TASK DETAILS:
Review the lines that follow and copy each one that contains the word "also".

EXERCISE INPUT:

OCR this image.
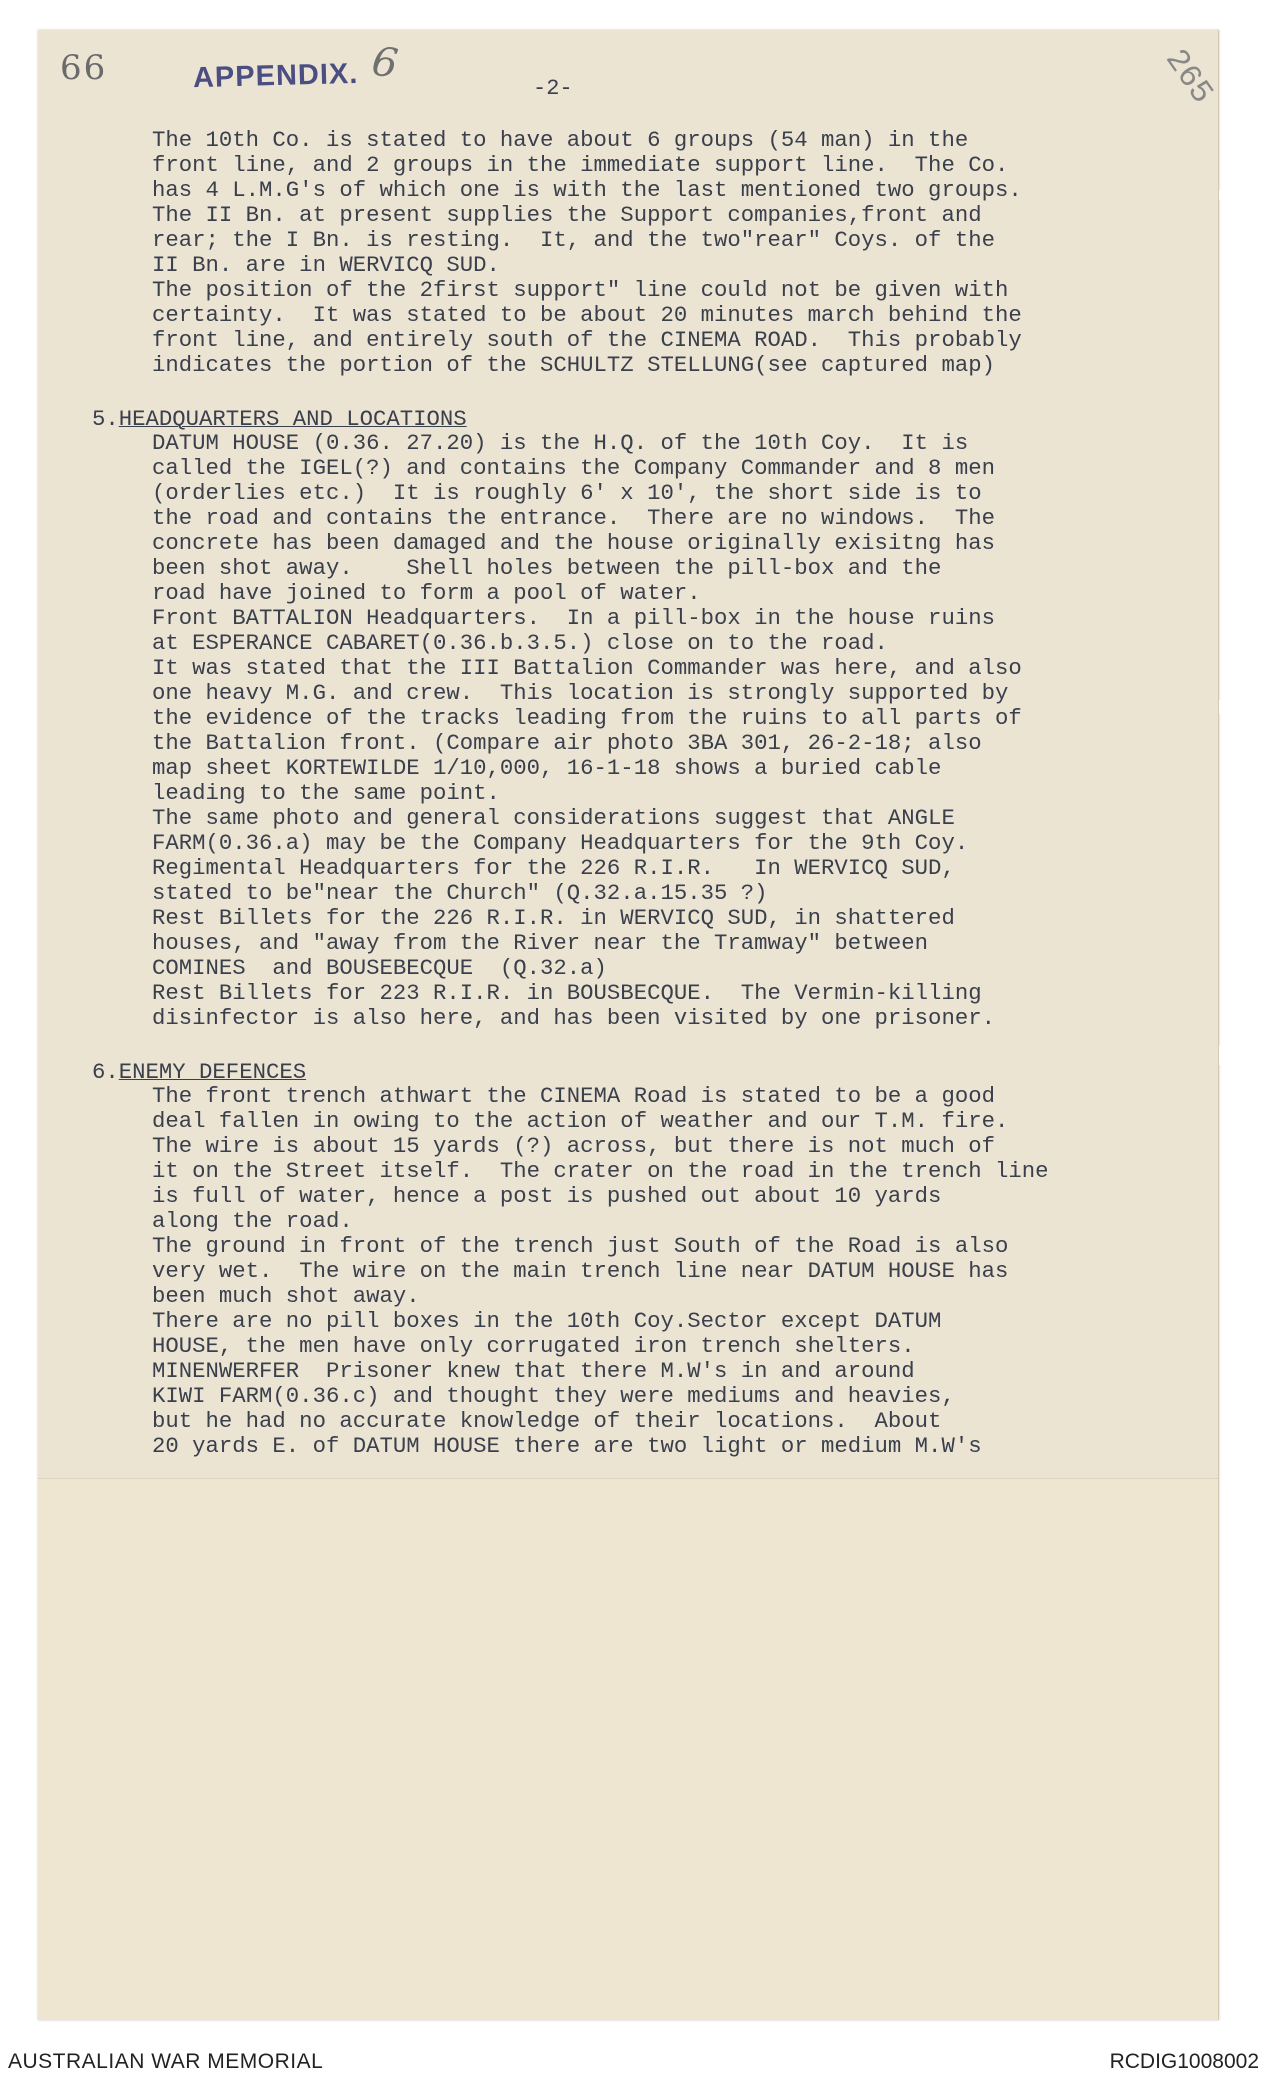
66	APPENDIX. 6
-2-	265
The 10th Co. is stated to have about 6 groups (54 man) in the
front line, and 2 groups in the immediate support line.  The Co.
has 4 L.M.G's of which one is with the last mentioned two groups.
The II Bn. at present supplies the Support companies,front and
rear; the I Bn. is resting.  It, and the two"rear" Coys. of the
II Bn. are in WERVICQ SUD.
The position of the 2first support" line could not be given with
certainty.  It was stated to be about 20 minutes march behind the
front line, and entirely south of the CINEMA ROAD.  This probably
indicates the portion of the SCHULTZ STELLUNG(see captured map)
5.HEADQUARTERS AND LOCATIONS
DATUM HOUSE (0.36. 27.20) is the H.Q. of the 10th Coy.  It is
called the IGEL(?) and contains the Company Commander and 8 men
(orderlies etc.)  It is roughly 6' x 10', the short side is to
the road and contains the entrance.  There are no windows.  The
concrete has been damaged and the house originally exisitng has
been shot away.    Shell holes between the pill-box and the
road have joined to form a pool of water.
Front BATTALION Headquarters.  In a pill-box in the house ruins
at ESPERANCE CABARET(0.36.b.3.5.) close on to the road.
It was stated that the III Battalion Commander was here, and also
one heavy M.G. and crew.  This location is strongly supported by
the evidence of the tracks leading from the ruins to all parts of
the Battalion front. (Compare air photo 3BA 301, 26-2-18; also
map sheet KORTEWILDE 1/10,000, 16-1-18 shows a buried cable
leading to the same point.
The same photo and general considerations suggest that ANGLE
FARM(0.36.a) may be the Company Headquarters for the 9th Coy.
Regimental Headquarters for the 226 R.I.R.   In WERVICQ SUD,
stated to be"near the Church" (Q.32.a.15.35 ?)
Rest Billets for the 226 R.I.R. in WERVICQ SUD, in shattered
houses, and "away from the River near the Tramway" between
COMINES  and BOUSEBECQUE  (Q.32.a)
Rest Billets for 223 R.I.R. in BOUSBECQUE.  The Vermin-killing
disinfector is also here, and has been visited by one prisoner.
6.ENEMY DEFENCES
The front trench athwart the CINEMA Road is stated to be a good
deal fallen in owing to the action of weather and our T.M. fire.
The wire is about 15 yards (?) across, but there is not much of
it on the Street itself.  The crater on the road in the trench line
is full of water, hence a post is pushed out about 10 yards
along the road.
The ground in front of the trench just South of the Road is also
very wet.  The wire on the main trench line near DATUM HOUSE has
been much shot away.
There are no pill boxes in the 10th Coy.Sector except DATUM
HOUSE, the men have only corrugated iron trench shelters.
MINENWERFER  Prisoner knew that there M.W's in and around
KIWI FARM(0.36.c) and thought they were mediums and heavies,
but he had no accurate knowledge of their locations.  About
20 yards E. of DATUM HOUSE there are two light or medium M.W's
AUSTRALIAN WAR MEMORIAL	RCDIG1008002
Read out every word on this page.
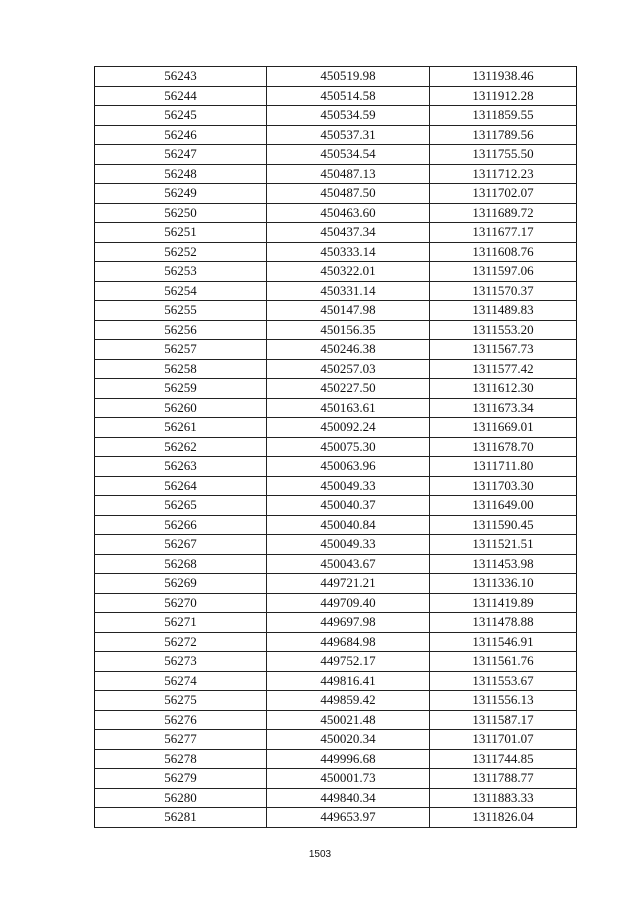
56243	450519.98	1311938.46
56244	450514.58	1311912.28
56245	450534.59	1311859.55
56246	450537.31	1311789.56
56247	450534.54	1311755.50
56248	450487.13	1311712.23
56249	450487.50	1311702.07
56250	450463.60	1311689.72
56251	450437.34	1311677.17
56252	450333.14	1311608.76
56253	450322.01	1311597.06
56254	450331.14	1311570.37
56255	450147.98	1311489.83
56256	450156.35	1311553.20
56257	450246.38	1311567.73
56258	450257.03	1311577.42
56259	450227.50	1311612.30
56260	450163.61	1311673.34
56261	450092.24	1311669.01
56262	450075.30	1311678.70
56263	450063.96	1311711.80
56264	450049.33	1311703.30
56265	450040.37	1311649.00
56266	450040.84	1311590.45
56267	450049.33	1311521.51
56268	450043.67	1311453.98
56269	449721.21	1311336.10
56270	449709.40	1311419.89
56271	449697.98	1311478.88
56272	449684.98	1311546.91
56273	449752.17	1311561.76
56274	449816.41	1311553.67
56275	449859.42	1311556.13
56276	450021.48	1311587.17
56277	450020.34	1311701.07
56278	449996.68	1311744.85
56279	450001.73	1311788.77
56280	449840.34	1311883.33
56281	449653.97	1311826.04
1503
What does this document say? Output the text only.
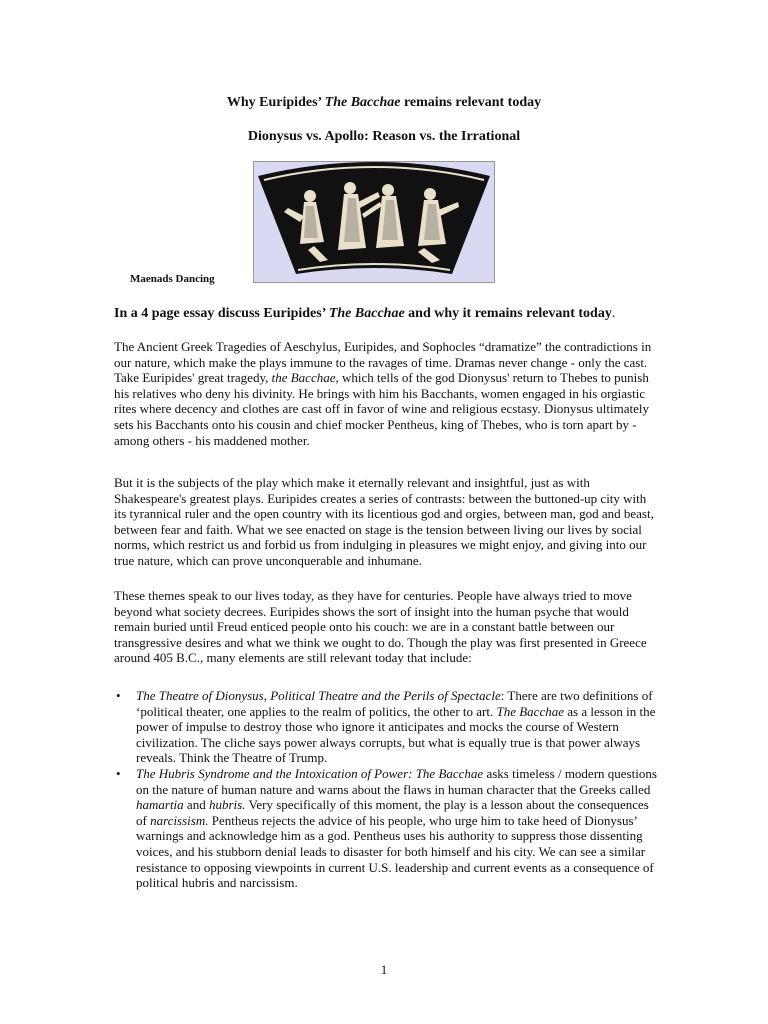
Why Euripides’ The Bacchae remains relevant today
Dionysus vs. Apollo: Reason vs. the Irrational
Maenads Dancing
In a 4 page essay discuss Euripides’ The Bacchae and why it remains relevant today.
The Ancient Greek Tragedies of Aeschylus, Euripides, and Sophocles “dramatize” the contradictions in our nature, which make the plays immune to the ravages of time. Dramas never change - only the cast. Take Euripides' great tragedy, the Bacchae, which tells of the god Dionysus' return to Thebes to punish his relatives who deny his divinity. He brings with him his Bacchants, women engaged in his orgiastic rites where decency and clothes are cast off in favor of wine and religious ecstasy. Dionysus ultimately sets his Bacchants onto his cousin and chief mocker Pentheus, king of Thebes, who is torn apart by - among others - his maddened mother.
But it is the subjects of the play which make it eternally relevant and insightful, just as with Shakespeare's greatest plays. Euripides creates a series of contrasts: between the buttoned-up city with its tyrannical ruler and the open country with its licentious god and orgies, between man, god and beast, between fear and faith. What we see enacted on stage is the tension between living our lives by social norms, which restrict us and forbid us from indulging in pleasures we might enjoy, and giving into our true nature, which can prove unconquerable and inhumane.
These themes speak to our lives today, as they have for centuries. People have always tried to move beyond what society decrees. Euripides shows the sort of insight into the human psyche that would remain buried until Freud enticed people onto his couch: we are in a constant battle between our transgressive desires and what we think we ought to do. Though the play was first presented in Greece around 405 B.C., many elements are still relevant today that include:
• The Theatre of Dionysus, Political Theatre and the Perils of Spectacle: There are two definitions of ‘political theater, one applies to the realm of politics, the other to art. The Bacchae as a lesson in the power of impulse to destroy those who ignore it anticipates and mocks the course of Western civilization. The cliche says power always corrupts, but what is equally true is that power always reveals. Think the Theatre of Trump.
• The Hubris Syndrome and the Intoxication of Power: The Bacchae asks timeless / modern questions on the nature of human nature and warns about the flaws in human character that the Greeks called hamartia and hubris. Very specifically of this moment, the play is a lesson about the consequences of narcissism. Pentheus rejects the advice of his people, who urge him to take heed of Dionysus’ warnings and acknowledge him as a god. Pentheus uses his authority to suppress those dissenting voices, and his stubborn denial leads to disaster for both himself and his city. We can see a similar resistance to opposing viewpoints in current U.S. leadership and current events as a consequence of political hubris and narcissism.
1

WRITTEN ANSWER:
It was stated that the III Battalion Commander was here, and also
the Battalion front. (Compare air photo 3BA 301, 26-2-18; also
disinfector is also here, and has been visited by one prisoner.
The ground in front of the trench just South of the Road is also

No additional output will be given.